::: SUPPLIED RECORDS

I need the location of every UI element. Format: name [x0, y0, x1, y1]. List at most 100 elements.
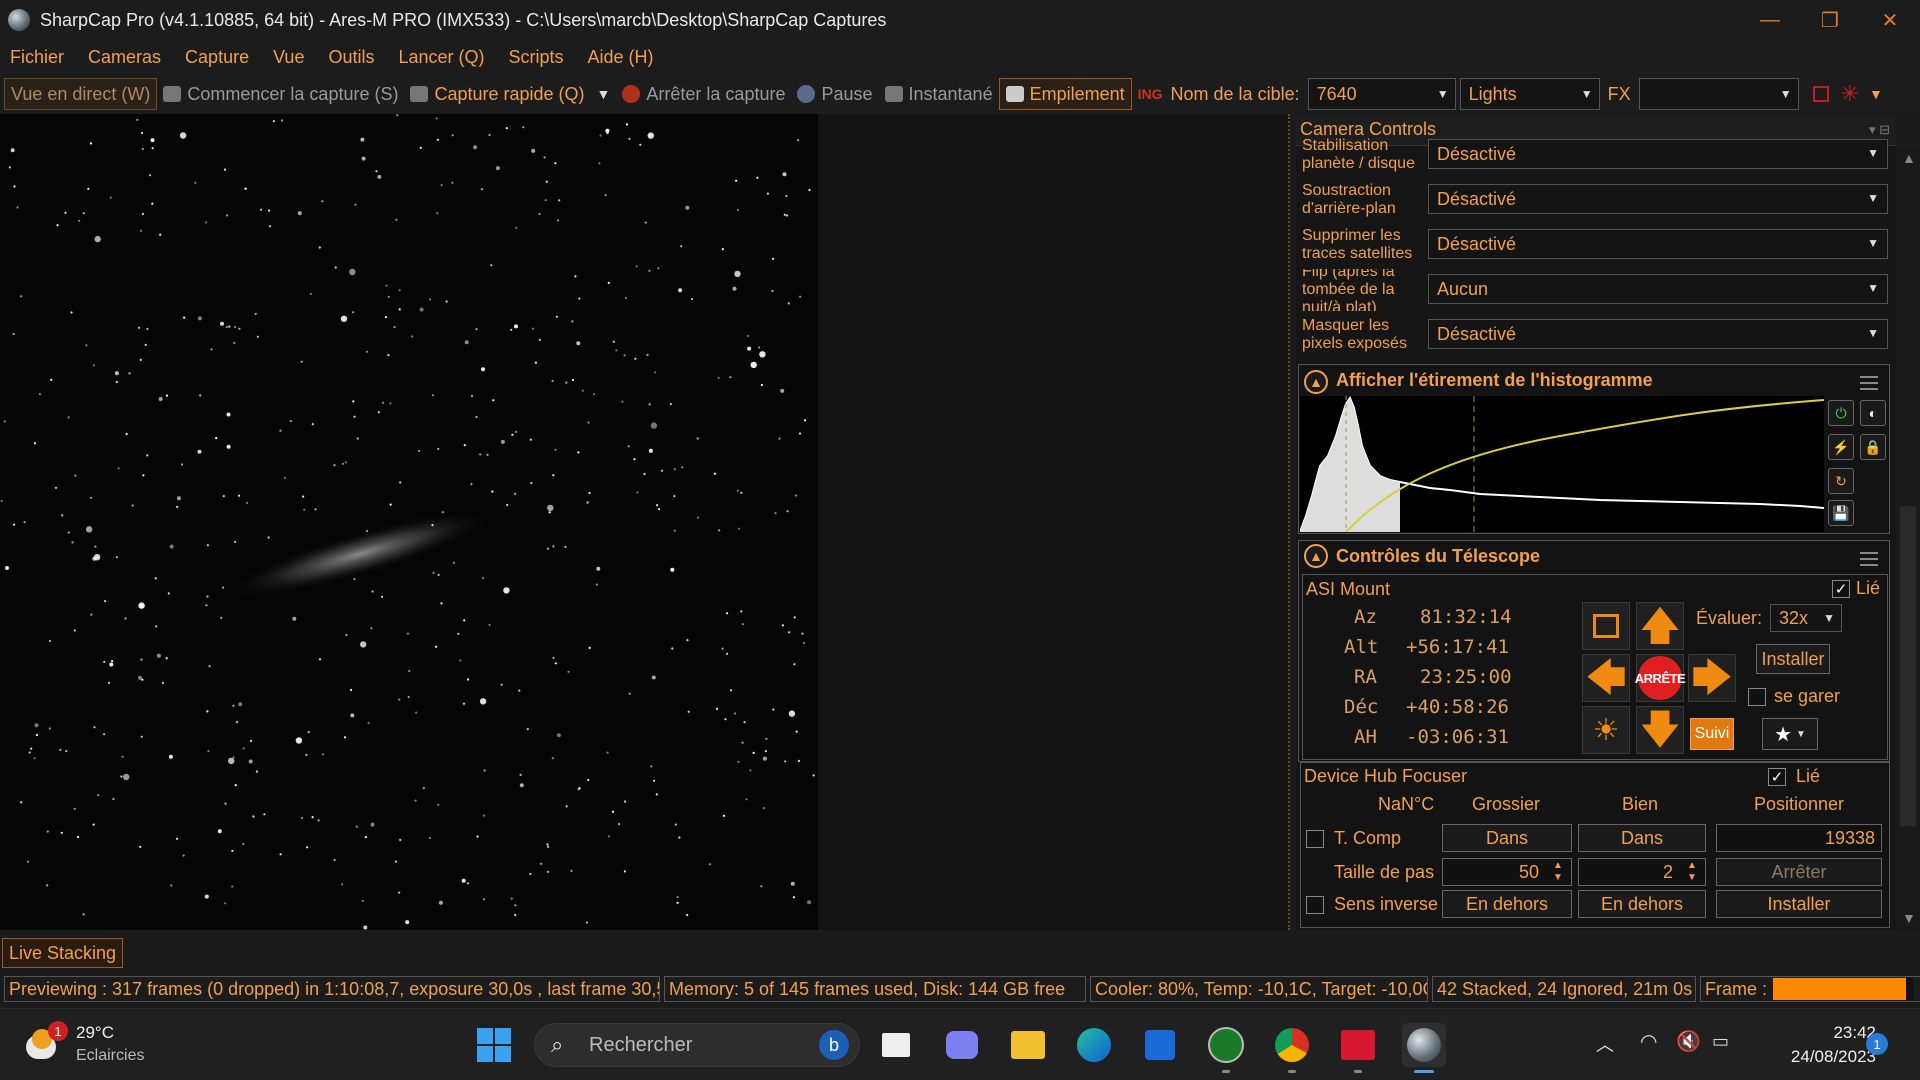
- reset-icon[interactable]: ↻: [1828, 468, 1854, 494]
- lock-icon[interactable]: 🔒: [1860, 434, 1886, 460]
- option-select[interactable]: Désactivé ▼: [1428, 184, 1888, 214]
- focuser-linked-checkbox[interactable]: ✓: [1768, 768, 1786, 786]
- save-icon[interactable]: 💾: [1828, 500, 1854, 526]
- menu-cameras[interactable]: Cameras: [88, 47, 161, 68]
- maximize-button[interactable]: ❐: [1800, 0, 1860, 40]
- chevron-down-icon[interactable]: ▼: [597, 86, 611, 102]
- chevron-up-icon[interactable]: ︿: [1596, 1031, 1614, 1057]
- position-input[interactable]: 19338: [1716, 824, 1882, 852]
- stacking-button[interactable]: Empilement: [998, 78, 1132, 110]
- arrow-right-icon[interactable]: 🡆: [1688, 654, 1736, 702]
- option-select[interactable]: Désactivé ▼: [1428, 319, 1888, 349]
- quick-capture-button[interactable]: Capture rapide (Q) ▼: [404, 78, 616, 110]
- image-viewer[interactable]: [0, 114, 1290, 930]
- notification-badge[interactable]: 1: [1866, 1033, 1888, 1055]
- stop-mount-button[interactable]: ARRÊTE: [1635, 654, 1686, 702]
- menu-vue[interactable]: Vue: [273, 47, 304, 68]
- mount-linked-checkbox[interactable]: ✓: [1832, 580, 1850, 598]
- frame-type-combo[interactable]: Lights ▼: [1459, 78, 1600, 110]
- scroll-down-icon[interactable]: ▼: [1902, 910, 1916, 926]
- stepper-icon[interactable]: ▲ ▼: [1547, 860, 1569, 884]
- task-view-icon[interactable]: [874, 1023, 918, 1067]
- live-view-button[interactable]: Vue en direct (W): [4, 78, 158, 110]
- stop-capture-button[interactable]: Arrêter la capture: [616, 78, 791, 110]
- fine-out-button[interactable]: En dehors: [1578, 890, 1706, 918]
- stepper-icon[interactable]: ▲ ▼: [1681, 860, 1703, 884]
- scrollbar-thumb[interactable]: [1900, 506, 1916, 826]
- tracking-button[interactable]: Suivi: [1690, 718, 1734, 750]
- snapshot-button[interactable]: Instantané: [879, 78, 999, 110]
- mount-linked-label: Lié: [1856, 578, 1881, 598]
- star-select-button[interactable]: ★ ▼: [1762, 718, 1818, 750]
- scroll-up-icon[interactable]: ▲: [1902, 150, 1916, 166]
- pause-button[interactable]: Pause: [791, 78, 878, 110]
- park-checkbox[interactable]: [1748, 688, 1766, 706]
- reticle-icon[interactable]: [1812, 86, 1829, 102]
- menu-lancer[interactable]: Lancer (Q): [398, 47, 484, 68]
- chrome-icon[interactable]: [1270, 1023, 1314, 1073]
- menu-aide[interactable]: Aide (H): [588, 47, 654, 68]
- phd-guiding-icon[interactable]: [1204, 1023, 1248, 1073]
- menu-outils[interactable]: Outils: [328, 47, 374, 68]
- menu-scripts[interactable]: Scripts: [509, 47, 564, 68]
- search-placeholder: Rechercher: [589, 1034, 693, 1056]
- app-red-icon[interactable]: [1336, 1023, 1380, 1073]
- sharpcap-taskbar-icon[interactable]: [1402, 1023, 1446, 1073]
- battery-icon[interactable]: ▭: [1712, 1031, 1729, 1052]
- clock-date[interactable]: 24/08/2023: [1764, 1047, 1876, 1067]
- contrast-icon[interactable]: ◐: [1860, 400, 1886, 426]
- collapse-icon[interactable]: ▲: [1304, 370, 1328, 394]
- arrow-left-icon[interactable]: 🡄: [1582, 654, 1630, 702]
- windows-start-icon[interactable]: [472, 1023, 516, 1067]
- bing-icon[interactable]: b: [819, 1030, 849, 1060]
- fx-combo[interactable]: ▼: [1638, 78, 1799, 110]
- menu-icon[interactable]: [1860, 376, 1878, 390]
- crosshair-icon[interactable]: ✳: [1841, 81, 1859, 107]
- chevron-down-icon[interactable]: ▼: [1869, 86, 1883, 102]
- live-stacking-tab[interactable]: Live Stacking: [2, 938, 124, 968]
- slew-box-icon[interactable]: [1582, 602, 1630, 650]
- collapse-icon[interactable]: ▲: [1304, 544, 1328, 568]
- coarse-out-button[interactable]: En dehors: [1442, 890, 1572, 918]
- clock-time[interactable]: 23:42: [1780, 1023, 1876, 1043]
- coarse-step-input[interactable]: 50 ▲ ▼: [1442, 858, 1572, 886]
- chat-icon[interactable]: [940, 1023, 984, 1067]
- file-explorer-icon[interactable]: [1006, 1023, 1050, 1067]
- mount-setup-button[interactable]: Installer: [1756, 644, 1830, 674]
- start-capture-button[interactable]: Commencer la capture (S): [157, 78, 404, 110]
- close-button[interactable]: ✕: [1860, 0, 1920, 40]
- panel-scrollbar[interactable]: ▲ ▼: [1896, 146, 1920, 930]
- power-icon[interactable]: ⏻: [1828, 400, 1854, 426]
- arrow-down-icon[interactable]: 🡇: [1636, 706, 1684, 754]
- lightning-icon[interactable]: ⚡: [1828, 434, 1854, 460]
- arrow-up-icon[interactable]: 🡅: [1636, 602, 1684, 650]
- target-sun-icon[interactable]: ☀: [1582, 706, 1630, 754]
- menu-capture[interactable]: Capture: [185, 47, 249, 68]
- target-name-combo[interactable]: 7640 ▼: [1307, 78, 1456, 110]
- menu-icon[interactable]: [1860, 552, 1878, 566]
- coarse-in-button[interactable]: Dans: [1442, 824, 1572, 852]
- edge-icon[interactable]: [1072, 1023, 1116, 1067]
- store-icon[interactable]: [1138, 1023, 1182, 1067]
- fine-in-button[interactable]: Dans: [1578, 824, 1706, 852]
- option-select[interactable]: Désactivé ▼: [1428, 229, 1888, 259]
- chevron-down-icon: ▼: [1779, 87, 1792, 101]
- rate-combo[interactable]: 32x ▼: [1770, 604, 1842, 632]
- snapshot-icon: [884, 86, 903, 102]
- option-select[interactable]: Aucun ▼: [1428, 274, 1888, 304]
- volume-muted-icon[interactable]: 🔇: [1676, 1029, 1701, 1054]
- reverse-checkbox[interactable]: [1306, 896, 1324, 914]
- fine-step-input[interactable]: 2 ▲ ▼: [1578, 858, 1706, 886]
- taskbar-search[interactable]: ⌕ Rechercher b: [534, 1023, 860, 1067]
- focuser-stop-button[interactable]: Arrêter: [1716, 858, 1882, 886]
- focuser-install-button[interactable]: Installer: [1716, 890, 1882, 918]
- temp-comp-checkbox[interactable]: [1306, 830, 1324, 848]
- menu-fichier[interactable]: Fichier: [10, 47, 64, 68]
- minimize-button[interactable]: —: [1740, 0, 1800, 40]
- az-value: 81:32:14: [1420, 606, 1512, 628]
- weather-icon[interactable]: 1: [26, 1021, 68, 1065]
- option-select[interactable]: Désactivé ▼: [1428, 139, 1888, 169]
- chevron-down-icon: ▼: [1867, 191, 1879, 205]
- histogram-graph[interactable]: [1300, 396, 1824, 532]
- wifi-icon[interactable]: ◠: [1640, 1029, 1657, 1054]
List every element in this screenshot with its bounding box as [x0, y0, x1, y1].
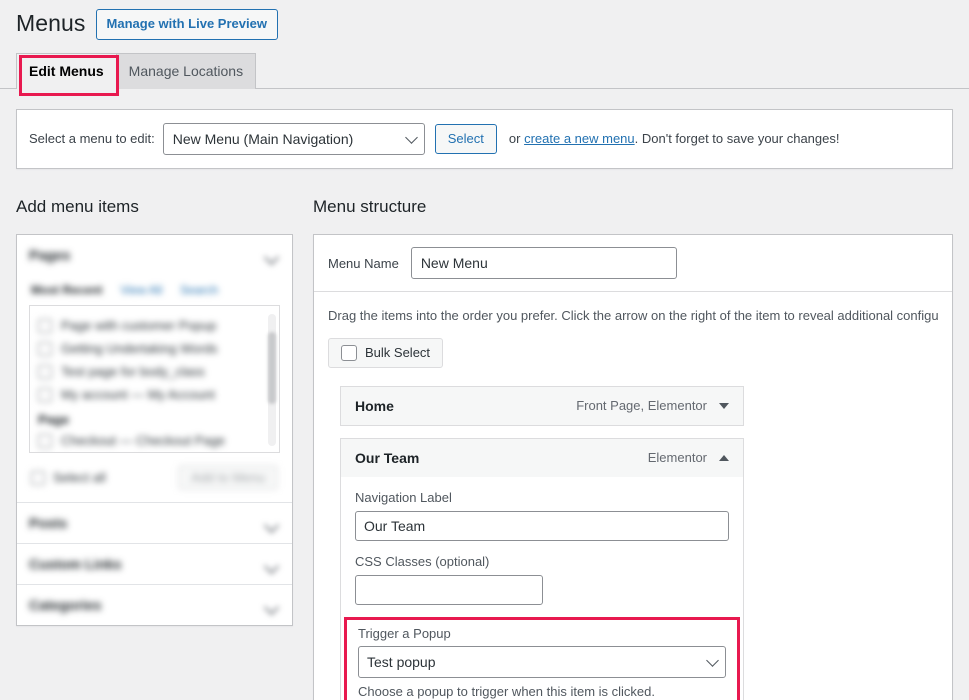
tab-search[interactable]: Search: [180, 283, 218, 297]
navigation-label-input[interactable]: [355, 511, 729, 541]
menu-to-edit-select-wrapper: New Menu (Main Navigation): [163, 123, 425, 155]
accordion-header-custom-links[interactable]: Custom Links: [17, 544, 292, 584]
list-scrollbar[interactable]: [268, 314, 276, 446]
accordion-header-posts[interactable]: Posts: [17, 503, 292, 543]
menu-item-header[interactable]: Our Team Elementor: [341, 439, 743, 477]
chevron-up-icon[interactable]: [719, 455, 729, 461]
checkbox-icon[interactable]: [38, 319, 52, 333]
bulk-select-label: Bulk Select: [365, 345, 430, 360]
menu-item-type-label: Front Page, Elementor: [576, 398, 707, 413]
menu-name-row: Menu Name: [314, 235, 952, 292]
menu-name-input[interactable]: [411, 247, 677, 279]
add-to-menu-button[interactable]: Add to Menu: [178, 465, 278, 490]
accordion-title-custom-links: Custom Links: [29, 556, 122, 572]
trigger-popup-select-wrapper: Test popup: [358, 646, 726, 678]
select-all-label: Select all: [53, 470, 106, 485]
manage-with-live-preview-button[interactable]: Manage with Live Preview: [96, 9, 278, 40]
menus-admin-page: Menus Manage with Live Preview Edit Menu…: [0, 0, 969, 700]
list-item[interactable]: Test page for body_class: [38, 360, 273, 383]
menu-items-list: Home Front Page, Elementor Our Team: [328, 368, 938, 700]
list-item[interactable]: My account — My Account: [38, 383, 273, 406]
page-header: Menus Manage with Live Preview: [0, 0, 969, 40]
trigger-a-popup-group: Trigger a Popup Test popup Choose a popu…: [344, 617, 740, 700]
navigation-label-label: Navigation Label: [355, 489, 729, 507]
chevron-toggle-icon[interactable]: [264, 556, 280, 572]
list-item[interactable]: Checkout — Checkout Page: [38, 429, 273, 452]
select-menu-button[interactable]: Select: [435, 124, 497, 154]
navigation-label-field: Navigation Label: [355, 489, 729, 541]
accordion-header-pages[interactable]: Pages: [17, 235, 292, 275]
checkbox-icon[interactable]: [38, 365, 52, 379]
chevron-toggle-icon[interactable]: [264, 515, 280, 531]
trigger-popup-hint: Choose a popup to trigger when this item…: [358, 678, 726, 700]
list-group-label: Page: [38, 406, 273, 429]
menu-item-title: Home: [355, 398, 394, 414]
accordion-body-pages: Most Recent View All Search Page with cu…: [17, 275, 292, 502]
list-item-label: Test page for body_class: [61, 364, 205, 379]
menu-structure-column: Menu structure Menu Name Drag the items …: [313, 195, 953, 700]
css-classes-input[interactable]: [355, 575, 543, 605]
menu-name-label: Menu Name: [328, 256, 399, 271]
save-changes-hint: . Don't forget to save your changes!: [635, 131, 840, 146]
pages-view-tabs: Most Recent View All Search: [29, 275, 280, 305]
menu-item-type-label: Elementor: [648, 450, 707, 465]
menu-item-header[interactable]: Home Front Page, Elementor: [341, 387, 743, 425]
css-classes-field: CSS Classes (optional): [355, 553, 729, 605]
chevron-down-icon[interactable]: [719, 403, 729, 409]
tab-edit-menus[interactable]: Edit Menus: [16, 53, 117, 89]
checkbox-icon[interactable]: [341, 345, 357, 361]
chevron-toggle-icon[interactable]: [264, 597, 280, 613]
css-classes-label: CSS Classes (optional): [355, 553, 729, 571]
tab-manage-locations[interactable]: Manage Locations: [116, 53, 256, 89]
add-menu-items-heading: Add menu items: [16, 195, 293, 219]
menu-structure-body: Drag the items into the order you prefer…: [314, 292, 952, 700]
menu-to-edit-select[interactable]: New Menu (Main Navigation): [163, 123, 425, 155]
menu-item-home[interactable]: Home Front Page, Elementor: [340, 386, 744, 426]
chevron-toggle-icon[interactable]: [264, 247, 280, 263]
accordion-header-categories[interactable]: Categories: [17, 585, 292, 625]
create-menu-hint: or create a new menu. Don't forget to sa…: [509, 131, 840, 146]
accordion-title-categories: Categories: [29, 597, 101, 613]
or-text: or: [509, 131, 521, 146]
add-menu-items-accordion: Pages Most Recent View All Search: [16, 234, 293, 626]
list-item-label: Getting Undertaking Words: [61, 341, 218, 356]
accordion-panel-custom-links: Custom Links: [17, 544, 292, 585]
accordion-panel-categories: Categories: [17, 585, 292, 625]
checkbox-icon[interactable]: [38, 434, 52, 448]
checkbox-icon[interactable]: [38, 388, 52, 402]
drag-hint-text: Drag the items into the order you prefer…: [328, 306, 938, 326]
accordion-title-pages: Pages: [29, 247, 70, 263]
accordion-title-posts: Posts: [29, 515, 67, 531]
trigger-a-popup-label: Trigger a Popup: [358, 625, 726, 643]
pages-checkbox-list[interactable]: Page with customer Popup Getting Underta…: [29, 305, 280, 453]
checkbox-icon[interactable]: [38, 342, 52, 356]
menu-item-settings: Navigation Label CSS Classes (optional) …: [341, 477, 743, 700]
list-item[interactable]: Cart — Cart Page: [38, 452, 273, 453]
checkbox-icon[interactable]: [31, 471, 45, 485]
menu-item-title: Our Team: [355, 450, 419, 466]
select-all-control[interactable]: Select all: [31, 470, 106, 485]
tab-view-all[interactable]: View All: [120, 283, 162, 297]
trigger-popup-select[interactable]: Test popup: [358, 646, 726, 678]
page-title: Menus: [16, 9, 86, 39]
add-menu-items-column: Add menu items Pages Most Recent View Al…: [16, 195, 293, 627]
accordion-panel-posts: Posts: [17, 503, 292, 544]
pages-panel-footer: Select all Add to Menu: [29, 453, 280, 492]
bulk-select-button[interactable]: Bulk Select: [328, 338, 443, 368]
tab-bar: Edit Menus Manage Locations: [0, 53, 969, 89]
content-columns: Add menu items Pages Most Recent View Al…: [0, 195, 969, 700]
list-item[interactable]: Page with customer Popup: [38, 314, 273, 337]
list-item-label: Page with customer Popup: [61, 318, 216, 333]
list-item-label: Checkout — Checkout Page: [61, 433, 225, 448]
list-item[interactable]: Getting Undertaking Words: [38, 337, 273, 360]
tab-most-recent[interactable]: Most Recent: [31, 283, 102, 297]
accordion-panel-pages: Pages Most Recent View All Search: [17, 235, 292, 503]
list-item-label: My account — My Account: [61, 387, 215, 402]
menu-structure-panel: Menu Name Drag the items into the order …: [313, 234, 953, 700]
menu-structure-heading: Menu structure: [313, 195, 953, 219]
menu-select-bar: Select a menu to edit: New Menu (Main Na…: [16, 109, 953, 169]
menu-item-our-team[interactable]: Our Team Elementor Navigation Label: [340, 438, 744, 700]
select-menu-label: Select a menu to edit:: [29, 131, 155, 146]
create-a-new-menu-link[interactable]: create a new menu: [524, 131, 635, 146]
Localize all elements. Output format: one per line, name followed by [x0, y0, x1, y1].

::::::

◆ EXERCISE GOAL:
In the data above, rewrite everything from the line containing "- reset-icon[interactable]: ↻: [1828, 468, 1854, 494]" down to the line containing "- save-icon[interactable]: 💾: [1828, 500, 1854, 526]", putting "clickable" wherever "interactable" appears and leaving everything else the same.

◆ ANSWER:
- reset-icon[clickable]: ↻: [1828, 468, 1854, 494]
- lock-icon[clickable]: 🔒: [1860, 434, 1886, 460]
- option-select[clickable]: Désactivé ▼: [1428, 184, 1888, 214]
- focuser-linked-checkbox[clickable]: ✓: [1768, 768, 1786, 786]
- save-icon[clickable]: 💾: [1828, 500, 1854, 526]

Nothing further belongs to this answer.